--- Written task ---
Where a line contains the string "color", copy that line.

----- Input material -----

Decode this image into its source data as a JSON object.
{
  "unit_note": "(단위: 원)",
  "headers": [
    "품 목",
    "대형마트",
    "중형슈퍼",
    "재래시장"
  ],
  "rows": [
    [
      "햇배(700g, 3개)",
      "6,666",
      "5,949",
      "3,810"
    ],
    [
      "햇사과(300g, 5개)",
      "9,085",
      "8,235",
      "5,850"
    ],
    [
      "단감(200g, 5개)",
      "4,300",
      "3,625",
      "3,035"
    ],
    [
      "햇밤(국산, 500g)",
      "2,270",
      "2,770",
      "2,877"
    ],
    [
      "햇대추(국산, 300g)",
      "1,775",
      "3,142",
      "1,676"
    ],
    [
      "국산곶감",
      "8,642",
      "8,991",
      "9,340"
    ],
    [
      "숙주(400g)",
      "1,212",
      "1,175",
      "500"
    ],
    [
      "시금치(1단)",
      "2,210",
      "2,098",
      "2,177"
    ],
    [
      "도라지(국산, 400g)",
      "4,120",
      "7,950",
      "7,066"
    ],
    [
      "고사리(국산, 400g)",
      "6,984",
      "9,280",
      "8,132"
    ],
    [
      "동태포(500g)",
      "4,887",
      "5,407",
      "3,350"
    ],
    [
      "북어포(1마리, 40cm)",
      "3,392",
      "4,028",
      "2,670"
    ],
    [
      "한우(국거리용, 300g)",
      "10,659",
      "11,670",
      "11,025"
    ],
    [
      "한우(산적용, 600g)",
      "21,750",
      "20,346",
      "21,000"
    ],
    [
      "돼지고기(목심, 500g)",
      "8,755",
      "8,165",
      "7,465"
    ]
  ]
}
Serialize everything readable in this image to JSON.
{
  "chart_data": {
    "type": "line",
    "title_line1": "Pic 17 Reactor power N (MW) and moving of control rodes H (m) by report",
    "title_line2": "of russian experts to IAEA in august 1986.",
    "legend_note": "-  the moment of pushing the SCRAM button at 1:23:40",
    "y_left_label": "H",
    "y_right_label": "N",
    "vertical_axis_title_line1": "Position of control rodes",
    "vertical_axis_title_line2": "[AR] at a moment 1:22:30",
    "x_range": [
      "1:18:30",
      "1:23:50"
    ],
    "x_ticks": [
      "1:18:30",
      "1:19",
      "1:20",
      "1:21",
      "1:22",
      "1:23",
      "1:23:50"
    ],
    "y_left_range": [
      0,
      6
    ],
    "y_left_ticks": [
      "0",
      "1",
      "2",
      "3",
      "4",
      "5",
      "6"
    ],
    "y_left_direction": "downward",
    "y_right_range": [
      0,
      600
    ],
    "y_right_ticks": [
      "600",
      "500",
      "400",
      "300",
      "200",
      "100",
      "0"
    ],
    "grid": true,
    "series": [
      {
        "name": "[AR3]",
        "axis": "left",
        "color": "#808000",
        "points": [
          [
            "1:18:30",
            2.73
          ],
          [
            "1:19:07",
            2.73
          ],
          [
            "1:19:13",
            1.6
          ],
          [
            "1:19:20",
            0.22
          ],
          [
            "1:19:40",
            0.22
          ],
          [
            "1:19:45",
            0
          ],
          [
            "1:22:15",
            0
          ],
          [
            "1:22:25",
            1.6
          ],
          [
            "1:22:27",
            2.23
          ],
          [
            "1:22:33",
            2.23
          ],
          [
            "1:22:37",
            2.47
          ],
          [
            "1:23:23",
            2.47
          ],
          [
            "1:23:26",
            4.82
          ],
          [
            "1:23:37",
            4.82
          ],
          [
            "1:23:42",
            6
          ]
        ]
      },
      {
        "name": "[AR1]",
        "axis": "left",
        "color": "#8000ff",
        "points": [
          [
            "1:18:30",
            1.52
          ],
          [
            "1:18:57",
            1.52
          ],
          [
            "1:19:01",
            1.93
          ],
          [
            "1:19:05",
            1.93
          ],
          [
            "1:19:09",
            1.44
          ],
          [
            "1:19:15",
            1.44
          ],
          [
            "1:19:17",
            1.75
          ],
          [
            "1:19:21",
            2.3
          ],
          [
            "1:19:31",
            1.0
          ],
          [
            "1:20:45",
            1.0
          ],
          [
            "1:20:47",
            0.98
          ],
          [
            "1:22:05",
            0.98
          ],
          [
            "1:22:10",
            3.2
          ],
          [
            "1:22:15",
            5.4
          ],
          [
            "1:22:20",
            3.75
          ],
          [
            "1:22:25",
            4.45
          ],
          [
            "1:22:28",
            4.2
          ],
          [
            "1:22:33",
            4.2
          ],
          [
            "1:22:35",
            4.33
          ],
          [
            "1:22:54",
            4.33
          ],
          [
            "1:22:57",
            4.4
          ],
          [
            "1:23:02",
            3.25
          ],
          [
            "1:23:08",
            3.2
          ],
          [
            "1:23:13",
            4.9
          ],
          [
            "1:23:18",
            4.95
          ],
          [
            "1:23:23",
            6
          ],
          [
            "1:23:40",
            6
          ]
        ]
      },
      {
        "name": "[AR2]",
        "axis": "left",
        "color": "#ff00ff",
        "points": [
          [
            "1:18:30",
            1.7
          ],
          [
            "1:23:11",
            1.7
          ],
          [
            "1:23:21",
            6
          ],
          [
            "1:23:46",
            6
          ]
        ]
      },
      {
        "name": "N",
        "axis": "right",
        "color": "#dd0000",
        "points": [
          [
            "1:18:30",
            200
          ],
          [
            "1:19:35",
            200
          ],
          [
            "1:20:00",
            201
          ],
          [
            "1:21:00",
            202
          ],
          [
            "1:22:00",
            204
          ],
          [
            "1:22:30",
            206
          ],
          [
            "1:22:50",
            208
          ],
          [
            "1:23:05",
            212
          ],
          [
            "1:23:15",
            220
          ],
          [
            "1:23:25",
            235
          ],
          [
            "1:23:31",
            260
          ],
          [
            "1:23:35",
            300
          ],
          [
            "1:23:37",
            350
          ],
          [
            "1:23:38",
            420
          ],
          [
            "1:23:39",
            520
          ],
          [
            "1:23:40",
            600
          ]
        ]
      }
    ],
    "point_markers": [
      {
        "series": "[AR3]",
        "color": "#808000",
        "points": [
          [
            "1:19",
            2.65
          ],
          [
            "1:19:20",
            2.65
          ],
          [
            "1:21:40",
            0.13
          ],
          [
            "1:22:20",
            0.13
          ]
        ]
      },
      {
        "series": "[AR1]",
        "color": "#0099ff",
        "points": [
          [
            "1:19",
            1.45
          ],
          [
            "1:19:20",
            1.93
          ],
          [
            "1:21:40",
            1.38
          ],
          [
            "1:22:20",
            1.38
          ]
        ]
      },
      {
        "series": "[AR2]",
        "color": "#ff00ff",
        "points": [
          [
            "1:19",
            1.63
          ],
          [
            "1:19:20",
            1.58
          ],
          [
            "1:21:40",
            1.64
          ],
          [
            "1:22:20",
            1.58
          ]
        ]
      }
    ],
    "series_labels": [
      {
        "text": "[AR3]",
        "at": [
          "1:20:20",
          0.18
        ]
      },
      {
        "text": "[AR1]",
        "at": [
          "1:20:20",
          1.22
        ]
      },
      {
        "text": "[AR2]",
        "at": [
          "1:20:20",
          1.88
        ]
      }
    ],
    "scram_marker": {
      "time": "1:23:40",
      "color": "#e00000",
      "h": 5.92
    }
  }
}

-----

--- Output for this task ---
        "color": "#808000",
        "color": "#8000ff",
        "color": "#ff00ff",
        "color": "#dd0000",
        "color": "#808000",
        "color": "#0099ff",
        "color": "#ff00ff",
      "color": "#e00000",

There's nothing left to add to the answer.